Source material:
## Begin
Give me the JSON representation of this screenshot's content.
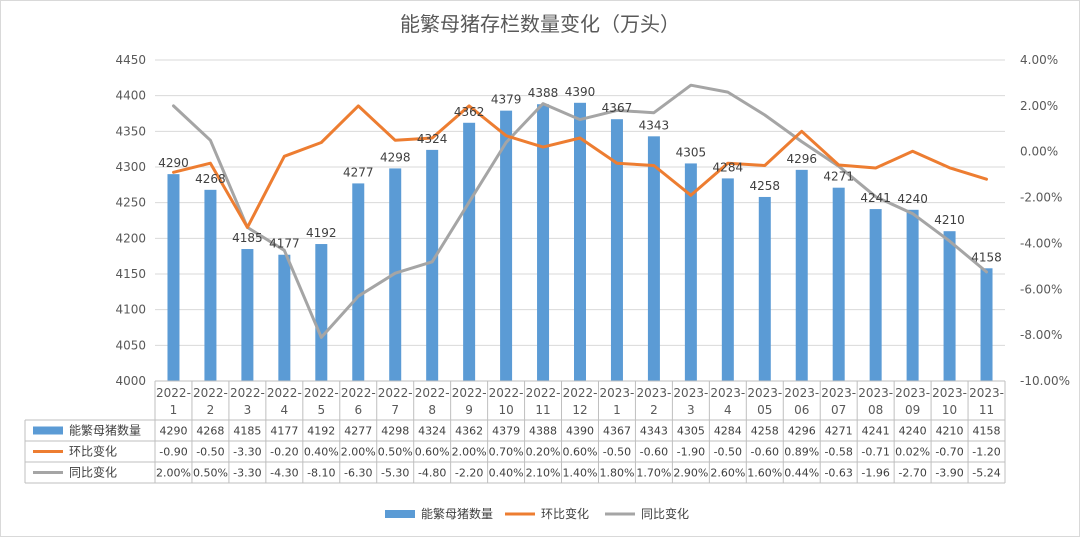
{
  "chart_data": {
    "type": "bar",
    "title": "能繁母猪存栏数量变化（万头）",
    "categories": [
      [
        "2022-",
        "1"
      ],
      [
        "2022-",
        "2"
      ],
      [
        "2022-",
        "3"
      ],
      [
        "2022-",
        "4"
      ],
      [
        "2022-",
        "5"
      ],
      [
        "2022-",
        "6"
      ],
      [
        "2022-",
        "7"
      ],
      [
        "2022-",
        "8"
      ],
      [
        "2022-",
        "9"
      ],
      [
        "2022-",
        "10"
      ],
      [
        "2022-",
        "11"
      ],
      [
        "2022-",
        "12"
      ],
      [
        "2023-",
        "1"
      ],
      [
        "2023-",
        "2"
      ],
      [
        "2023-",
        "3"
      ],
      [
        "2023-",
        "4"
      ],
      [
        "2023-",
        "05"
      ],
      [
        "2023-",
        "06"
      ],
      [
        "2023-",
        "07"
      ],
      [
        "2023-",
        "08"
      ],
      [
        "2023-",
        "09"
      ],
      [
        "2023-",
        "10"
      ],
      [
        "2023-",
        "11"
      ]
    ],
    "left_axis": {
      "min": 4000,
      "max": 4450,
      "step": 50,
      "tick_labels": [
        "4000",
        "4050",
        "4100",
        "4150",
        "4200",
        "4250",
        "4300",
        "4350",
        "4400",
        "4450"
      ]
    },
    "right_axis": {
      "min": -10,
      "max": 4,
      "step": 2,
      "tick_labels": [
        "-10.00%",
        "-8.00%",
        "-6.00%",
        "-4.00%",
        "-2.00%",
        "0.00%",
        "2.00%",
        "4.00%"
      ]
    },
    "grid": true,
    "legend_position": "bottom",
    "series": [
      {
        "name": "能繁母猪数量",
        "kind": "bar",
        "axis": "left",
        "color": "#5b9bd5",
        "values": [
          4290,
          4268,
          4185,
          4177,
          4192,
          4277,
          4298,
          4324,
          4362,
          4379,
          4388,
          4390,
          4367,
          4343,
          4305,
          4284,
          4258,
          4296,
          4271,
          4241,
          4240,
          4210,
          4158
        ],
        "table_text": [
          "4290",
          "4268",
          "4185",
          "4177",
          "4192",
          "4277",
          "4298",
          "4324",
          "4362",
          "4379",
          "4388",
          "4390",
          "4367",
          "4343",
          "4305",
          "4284",
          "4258",
          "4296",
          "4271",
          "4241",
          "4240",
          "4210",
          "4158"
        ]
      },
      {
        "name": "环比变化",
        "kind": "line",
        "axis": "right",
        "color": "#ed7d31",
        "values": [
          -0.9,
          -0.5,
          -3.3,
          -0.2,
          0.4,
          2.0,
          0.5,
          0.6,
          2.0,
          0.7,
          0.2,
          0.6,
          -0.5,
          -0.6,
          -1.9,
          -0.5,
          -0.6,
          0.89,
          -0.58,
          -0.71,
          0.02,
          -0.7,
          -1.2
        ],
        "table_text": [
          "-0.90",
          "-0.50",
          "-3.30",
          "-0.20",
          "0.40%",
          "2.00%",
          "0.50%",
          "0.60%",
          "2.00%",
          "0.70%",
          "0.20%",
          "0.60%",
          "-0.50",
          "-0.60",
          "-1.90",
          "-0.50",
          "-0.60",
          "0.89%",
          "-0.58",
          "-0.71",
          "0.02%",
          "-0.70",
          "-1.20"
        ]
      },
      {
        "name": "同比变化",
        "kind": "line",
        "axis": "right",
        "color": "#a5a5a5",
        "values": [
          2.0,
          0.5,
          -3.3,
          -4.3,
          -8.1,
          -6.3,
          -5.3,
          -4.8,
          -2.2,
          0.4,
          2.1,
          1.4,
          1.8,
          1.7,
          2.9,
          2.6,
          1.6,
          0.44,
          -0.63,
          -1.96,
          -2.7,
          -3.9,
          -5.24
        ],
        "table_text": [
          "2.00%",
          "0.50%",
          "-3.30",
          "-4.30",
          "-8.10",
          "-6.30",
          "-5.30",
          "-4.80",
          "-2.20",
          "0.40%",
          "2.10%",
          "1.40%",
          "1.80%",
          "1.70%",
          "2.90%",
          "2.60%",
          "1.60%",
          "0.44%",
          "-0.63",
          "-1.96",
          "-2.70",
          "-3.90",
          "-5.24"
        ]
      }
    ]
  }
}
## End
Goal:
Work through the records above line by line and count those that hold the string "color". Give only the result.

Answer for the task:
3